>> Start DATA TO USE
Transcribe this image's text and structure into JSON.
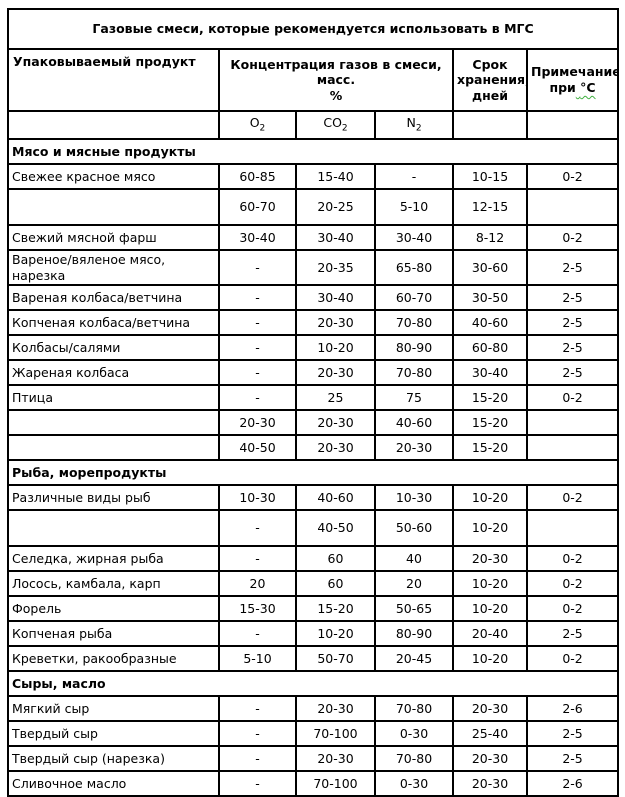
{
  "title": "Газовые смеси, которые рекомендуется использовать в МГС",
  "header": {
    "product": "Упаковываемый продукт",
    "concentration_line1": "Концентрация газов в смеси, масс.",
    "concentration_line2": "%",
    "shelf_life": "Срок хранения, дней",
    "note_line1": "Примечание,",
    "note_word": "при",
    "note_degree": "°С",
    "gases": [
      {
        "base": "O",
        "sub": "2"
      },
      {
        "base": "CO",
        "sub": "2"
      },
      {
        "base": "N",
        "sub": "2"
      }
    ]
  },
  "colors": {
    "border": "#000000",
    "text": "#000000",
    "spellcheck_squiggle": "#3faf3f"
  },
  "sections": [
    {
      "name": "Мясо и мясные продукты",
      "rows": [
        {
          "product": "Свежее красное мясо",
          "o2": "60-85",
          "co2": "15-40",
          "n2": "-",
          "days": "10-15",
          "temp": "0-2"
        },
        {
          "product": "",
          "o2": "60-70",
          "co2": "20-25",
          "n2": "5-10",
          "days": "12-15",
          "temp": "",
          "tall": true
        },
        {
          "product": "Свежий мясной фарш",
          "o2": "30-40",
          "co2": "30-40",
          "n2": "30-40",
          "days": "8-12",
          "temp": "0-2"
        },
        {
          "product": "Вареное/вяленое мясо, нарезка",
          "o2": "-",
          "co2": "20-35",
          "n2": "65-80",
          "days": "30-60",
          "temp": "2-5"
        },
        {
          "product": "Вареная колбаса/ветчина",
          "o2": "-",
          "co2": "30-40",
          "n2": "60-70",
          "days": "30-50",
          "temp": "2-5"
        },
        {
          "product": "Копченая колбаса/ветчина",
          "o2": "-",
          "co2": "20-30",
          "n2": "70-80",
          "days": "40-60",
          "temp": "2-5"
        },
        {
          "product": "Колбасы/салями",
          "o2": "-",
          "co2": "10-20",
          "n2": "80-90",
          "days": "60-80",
          "temp": "2-5"
        },
        {
          "product": "Жареная колбаса",
          "o2": "-",
          "co2": "20-30",
          "n2": "70-80",
          "days": "30-40",
          "temp": "2-5"
        },
        {
          "product": "Птица",
          "o2": "-",
          "co2": "25",
          "n2": "75",
          "days": "15-20",
          "temp": "0-2"
        },
        {
          "product": "",
          "o2": "20-30",
          "co2": "20-30",
          "n2": "40-60",
          "days": "15-20",
          "temp": ""
        },
        {
          "product": "",
          "o2": "40-50",
          "co2": "20-30",
          "n2": "20-30",
          "days": "15-20",
          "temp": ""
        }
      ]
    },
    {
      "name": "Рыба, морепродукты",
      "rows": [
        {
          "product": "Различные виды рыб",
          "o2": "10-30",
          "co2": "40-60",
          "n2": "10-30",
          "days": "10-20",
          "temp": "0-2"
        },
        {
          "product": "",
          "o2": "-",
          "co2": "40-50",
          "n2": "50-60",
          "days": "10-20",
          "temp": "",
          "tall": true
        },
        {
          "product": "Селедка, жирная рыба",
          "o2": "-",
          "co2": "60",
          "n2": "40",
          "days": "20-30",
          "temp": "0-2"
        },
        {
          "product": "Лосось, камбала, карп",
          "o2": "20",
          "co2": "60",
          "n2": "20",
          "days": "10-20",
          "temp": "0-2"
        },
        {
          "product": "Форель",
          "o2": "15-30",
          "co2": "15-20",
          "n2": "50-65",
          "days": "10-20",
          "temp": "0-2"
        },
        {
          "product": "Копченая рыба",
          "o2": "-",
          "co2": "10-20",
          "n2": "80-90",
          "days": "20-40",
          "temp": "2-5"
        },
        {
          "product": "Креветки, ракообразные",
          "o2": "5-10",
          "co2": "50-70",
          "n2": "20-45",
          "days": "10-20",
          "temp": "0-2"
        }
      ]
    },
    {
      "name": "Сыры, масло",
      "rows": [
        {
          "product": "Мягкий сыр",
          "o2": "-",
          "co2": "20-30",
          "n2": "70-80",
          "days": "20-30",
          "temp": "2-6"
        },
        {
          "product": "Твердый сыр",
          "o2": "-",
          "co2": "70-100",
          "n2": "0-30",
          "days": "25-40",
          "temp": "2-5"
        },
        {
          "product": "Твердый сыр (нарезка)",
          "o2": "-",
          "co2": "20-30",
          "n2": "70-80",
          "days": "20-30",
          "temp": "2-5"
        },
        {
          "product": "Сливочное масло",
          "o2": "-",
          "co2": "70-100",
          "n2": "0-30",
          "days": "20-30",
          "temp": "2-6"
        }
      ]
    }
  ]
}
>> End DATA TO USE
All records must be output exactly as they are, except for the pictures, which are left out.

- **FULL OUTPUT**
Transcribe this image's text and structure into JSON.
{
  "title": "Газовые смеси, которые рекомендуется использовать в МГС",
  "header": {
    "product": "Упаковываемый продукт",
    "concentration_line1": "Концентрация газов в смеси, масс.",
    "concentration_line2": "%",
    "shelf_life": "Срок хранения, дней",
    "note_line1": "Примечание,",
    "note_word": "при",
    "note_degree": "°С",
    "gases": [
      {
        "base": "O",
        "sub": "2"
      },
      {
        "base": "CO",
        "sub": "2"
      },
      {
        "base": "N",
        "sub": "2"
      }
    ]
  },
  "colors": {
    "border": "#000000",
    "text": "#000000",
    "spellcheck_squiggle": "#3faf3f"
  },
  "sections": [
    {
      "name": "Мясо и мясные продукты",
      "rows": [
        {
          "product": "Свежее красное мясо",
          "o2": "60-85",
          "co2": "15-40",
          "n2": "-",
          "days": "10-15",
          "temp": "0-2"
        },
        {
          "product": "",
          "o2": "60-70",
          "co2": "20-25",
          "n2": "5-10",
          "days": "12-15",
          "temp": "",
          "tall": true
        },
        {
          "product": "Свежий мясной фарш",
          "o2": "30-40",
          "co2": "30-40",
          "n2": "30-40",
          "days": "8-12",
          "temp": "0-2"
        },
        {
          "product": "Вареное/вяленое мясо, нарезка",
          "o2": "-",
          "co2": "20-35",
          "n2": "65-80",
          "days": "30-60",
          "temp": "2-5"
        },
        {
          "product": "Вареная колбаса/ветчина",
          "o2": "-",
          "co2": "30-40",
          "n2": "60-70",
          "days": "30-50",
          "temp": "2-5"
        },
        {
          "product": "Копченая колбаса/ветчина",
          "o2": "-",
          "co2": "20-30",
          "n2": "70-80",
          "days": "40-60",
          "temp": "2-5"
        },
        {
          "product": "Колбасы/салями",
          "o2": "-",
          "co2": "10-20",
          "n2": "80-90",
          "days": "60-80",
          "temp": "2-5"
        },
        {
          "product": "Жареная колбаса",
          "o2": "-",
          "co2": "20-30",
          "n2": "70-80",
          "days": "30-40",
          "temp": "2-5"
        },
        {
          "product": "Птица",
          "o2": "-",
          "co2": "25",
          "n2": "75",
          "days": "15-20",
          "temp": "0-2"
        },
        {
          "product": "",
          "o2": "20-30",
          "co2": "20-30",
          "n2": "40-60",
          "days": "15-20",
          "temp": ""
        },
        {
          "product": "",
          "o2": "40-50",
          "co2": "20-30",
          "n2": "20-30",
          "days": "15-20",
          "temp": ""
        }
      ]
    },
    {
      "name": "Рыба, морепродукты",
      "rows": [
        {
          "product": "Различные виды рыб",
          "o2": "10-30",
          "co2": "40-60",
          "n2": "10-30",
          "days": "10-20",
          "temp": "0-2"
        },
        {
          "product": "",
          "o2": "-",
          "co2": "40-50",
          "n2": "50-60",
          "days": "10-20",
          "temp": "",
          "tall": true
        },
        {
          "product": "Селедка, жирная рыба",
          "o2": "-",
          "co2": "60",
          "n2": "40",
          "days": "20-30",
          "temp": "0-2"
        },
        {
          "product": "Лосось, камбала, карп",
          "o2": "20",
          "co2": "60",
          "n2": "20",
          "days": "10-20",
          "temp": "0-2"
        },
        {
          "product": "Форель",
          "o2": "15-30",
          "co2": "15-20",
          "n2": "50-65",
          "days": "10-20",
          "temp": "0-2"
        },
        {
          "product": "Копченая рыба",
          "o2": "-",
          "co2": "10-20",
          "n2": "80-90",
          "days": "20-40",
          "temp": "2-5"
        },
        {
          "product": "Креветки, ракообразные",
          "o2": "5-10",
          "co2": "50-70",
          "n2": "20-45",
          "days": "10-20",
          "temp": "0-2"
        }
      ]
    },
    {
      "name": "Сыры, масло",
      "rows": [
        {
          "product": "Мягкий сыр",
          "o2": "-",
          "co2": "20-30",
          "n2": "70-80",
          "days": "20-30",
          "temp": "2-6"
        },
        {
          "product": "Твердый сыр",
          "o2": "-",
          "co2": "70-100",
          "n2": "0-30",
          "days": "25-40",
          "temp": "2-5"
        },
        {
          "product": "Твердый сыр (нарезка)",
          "o2": "-",
          "co2": "20-30",
          "n2": "70-80",
          "days": "20-30",
          "temp": "2-5"
        },
        {
          "product": "Сливочное масло",
          "o2": "-",
          "co2": "70-100",
          "n2": "0-30",
          "days": "20-30",
          "temp": "2-6"
        }
      ]
    }
  ]
}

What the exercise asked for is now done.